▶ Goal of the exercise:
Take from the listing each line that has the string "Moved".

▶ Dataset records:
____________

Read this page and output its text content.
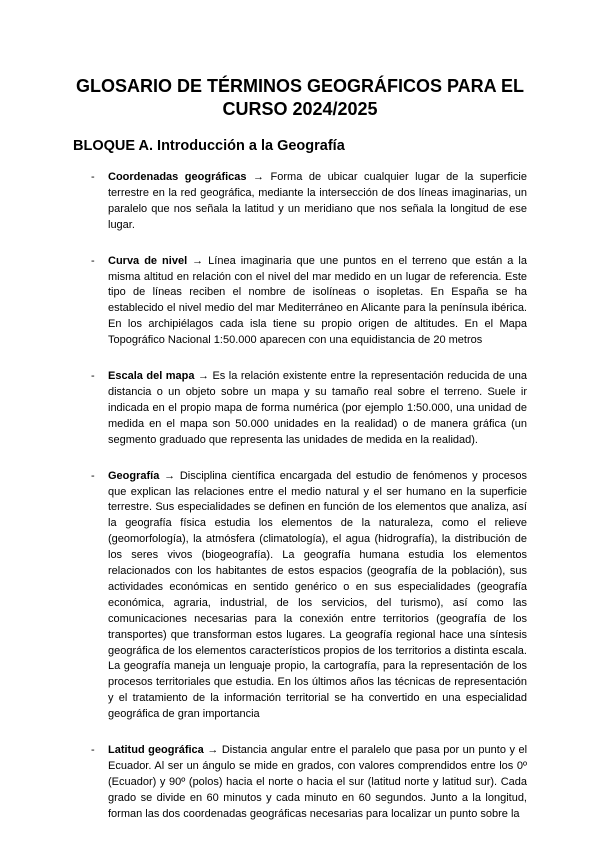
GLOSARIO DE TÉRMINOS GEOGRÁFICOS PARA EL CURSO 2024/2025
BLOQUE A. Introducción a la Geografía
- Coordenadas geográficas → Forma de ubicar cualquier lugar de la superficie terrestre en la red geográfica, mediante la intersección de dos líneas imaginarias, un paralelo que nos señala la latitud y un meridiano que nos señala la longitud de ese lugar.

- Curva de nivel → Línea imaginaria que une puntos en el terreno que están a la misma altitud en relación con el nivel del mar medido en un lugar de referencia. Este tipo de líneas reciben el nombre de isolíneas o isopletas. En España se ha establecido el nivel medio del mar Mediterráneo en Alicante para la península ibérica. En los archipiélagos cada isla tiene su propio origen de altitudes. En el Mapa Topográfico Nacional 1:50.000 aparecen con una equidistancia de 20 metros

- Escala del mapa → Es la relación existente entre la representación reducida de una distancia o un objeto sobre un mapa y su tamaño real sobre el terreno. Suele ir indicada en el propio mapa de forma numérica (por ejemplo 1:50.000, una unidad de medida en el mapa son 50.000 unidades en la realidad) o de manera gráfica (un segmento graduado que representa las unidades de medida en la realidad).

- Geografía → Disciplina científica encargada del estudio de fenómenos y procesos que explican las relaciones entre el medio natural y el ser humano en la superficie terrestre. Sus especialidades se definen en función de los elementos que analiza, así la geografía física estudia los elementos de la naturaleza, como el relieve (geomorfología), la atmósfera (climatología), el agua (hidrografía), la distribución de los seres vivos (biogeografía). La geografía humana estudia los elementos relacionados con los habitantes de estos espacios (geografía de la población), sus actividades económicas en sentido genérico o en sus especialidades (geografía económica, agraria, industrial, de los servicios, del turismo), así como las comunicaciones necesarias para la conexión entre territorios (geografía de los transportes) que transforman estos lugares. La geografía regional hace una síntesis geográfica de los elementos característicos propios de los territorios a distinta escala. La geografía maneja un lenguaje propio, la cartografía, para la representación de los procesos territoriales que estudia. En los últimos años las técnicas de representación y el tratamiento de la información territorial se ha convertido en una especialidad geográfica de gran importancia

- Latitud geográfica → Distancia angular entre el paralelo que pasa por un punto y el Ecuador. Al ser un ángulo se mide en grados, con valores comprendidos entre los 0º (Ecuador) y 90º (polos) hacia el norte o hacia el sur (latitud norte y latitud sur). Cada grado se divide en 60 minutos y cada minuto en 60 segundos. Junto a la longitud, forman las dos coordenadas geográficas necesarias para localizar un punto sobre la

____________

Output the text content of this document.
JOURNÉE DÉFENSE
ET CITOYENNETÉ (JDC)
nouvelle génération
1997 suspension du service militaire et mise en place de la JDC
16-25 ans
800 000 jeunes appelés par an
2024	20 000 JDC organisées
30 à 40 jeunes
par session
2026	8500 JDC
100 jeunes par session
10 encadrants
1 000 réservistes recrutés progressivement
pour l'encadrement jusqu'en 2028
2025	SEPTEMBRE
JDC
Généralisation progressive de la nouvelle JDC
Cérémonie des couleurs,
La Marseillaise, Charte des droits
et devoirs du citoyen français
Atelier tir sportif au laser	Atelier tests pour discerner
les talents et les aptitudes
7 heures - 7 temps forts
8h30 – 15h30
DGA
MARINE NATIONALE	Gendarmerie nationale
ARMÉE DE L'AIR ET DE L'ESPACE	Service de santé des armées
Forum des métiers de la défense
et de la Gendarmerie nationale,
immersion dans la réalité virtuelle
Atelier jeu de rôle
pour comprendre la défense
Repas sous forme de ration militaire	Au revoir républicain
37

____________

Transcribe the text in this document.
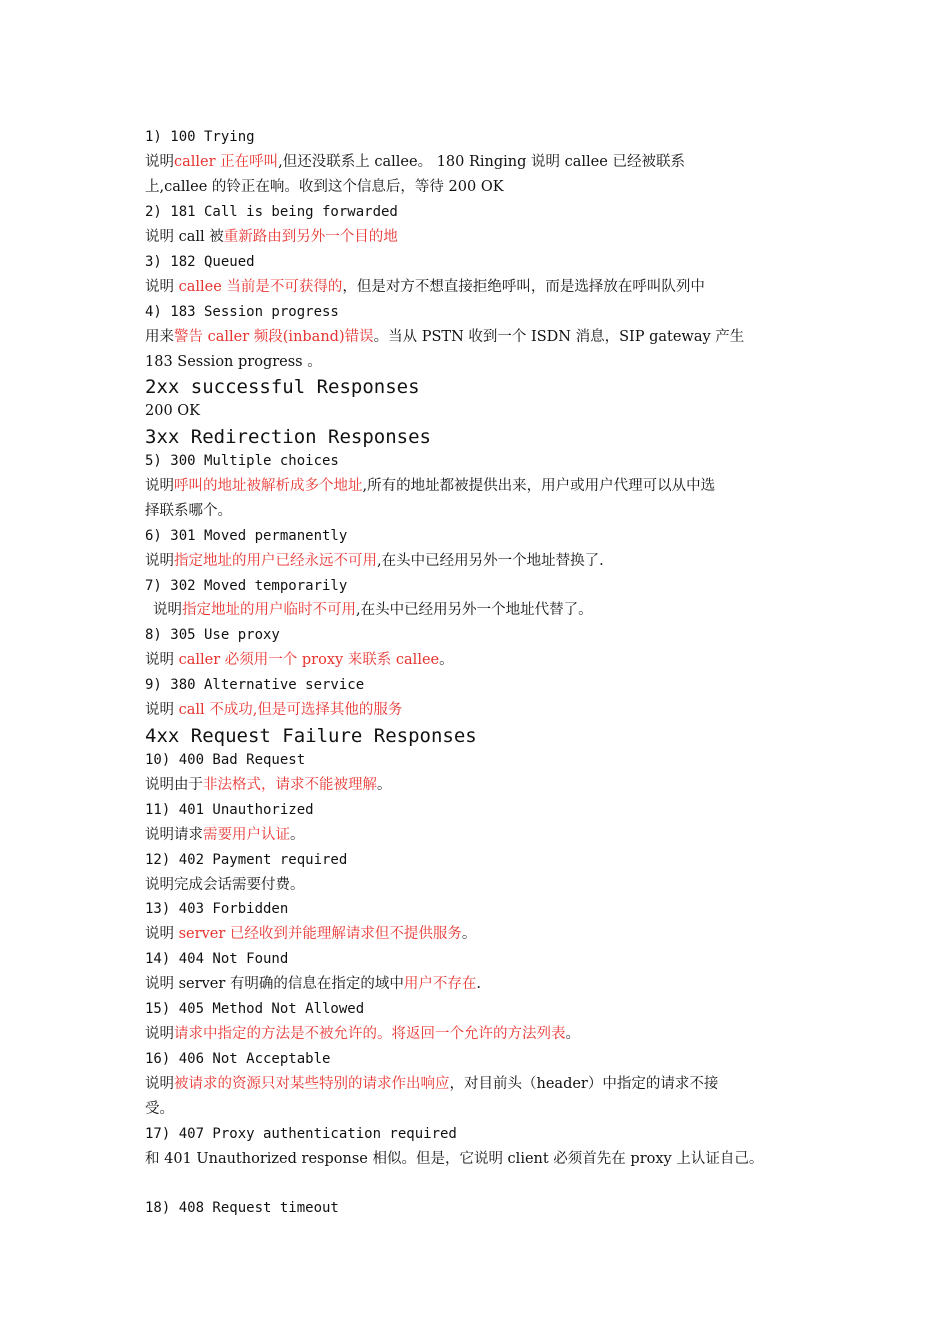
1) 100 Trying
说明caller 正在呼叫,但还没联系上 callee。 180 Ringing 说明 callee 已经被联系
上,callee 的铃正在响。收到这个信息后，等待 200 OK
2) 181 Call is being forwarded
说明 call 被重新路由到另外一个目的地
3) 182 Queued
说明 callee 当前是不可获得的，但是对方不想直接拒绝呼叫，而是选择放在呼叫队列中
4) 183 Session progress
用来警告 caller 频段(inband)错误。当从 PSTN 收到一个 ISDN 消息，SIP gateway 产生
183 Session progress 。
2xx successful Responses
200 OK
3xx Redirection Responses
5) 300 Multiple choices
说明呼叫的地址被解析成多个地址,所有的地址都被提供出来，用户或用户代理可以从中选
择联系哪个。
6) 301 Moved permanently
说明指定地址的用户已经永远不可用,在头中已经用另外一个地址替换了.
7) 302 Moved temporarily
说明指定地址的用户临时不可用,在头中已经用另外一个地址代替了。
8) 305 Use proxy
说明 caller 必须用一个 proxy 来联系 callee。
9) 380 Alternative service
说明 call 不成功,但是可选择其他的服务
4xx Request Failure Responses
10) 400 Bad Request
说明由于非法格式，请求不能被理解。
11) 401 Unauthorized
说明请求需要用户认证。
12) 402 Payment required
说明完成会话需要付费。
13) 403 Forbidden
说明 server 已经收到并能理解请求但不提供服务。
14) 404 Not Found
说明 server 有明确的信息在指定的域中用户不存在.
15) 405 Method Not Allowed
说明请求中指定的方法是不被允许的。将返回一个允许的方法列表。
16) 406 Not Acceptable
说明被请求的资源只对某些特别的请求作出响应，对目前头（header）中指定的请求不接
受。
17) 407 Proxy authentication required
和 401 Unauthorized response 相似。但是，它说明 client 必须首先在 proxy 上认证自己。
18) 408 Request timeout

____________

▶ Output below:
6) 301 Moved permanently
7) 302 Moved temporarily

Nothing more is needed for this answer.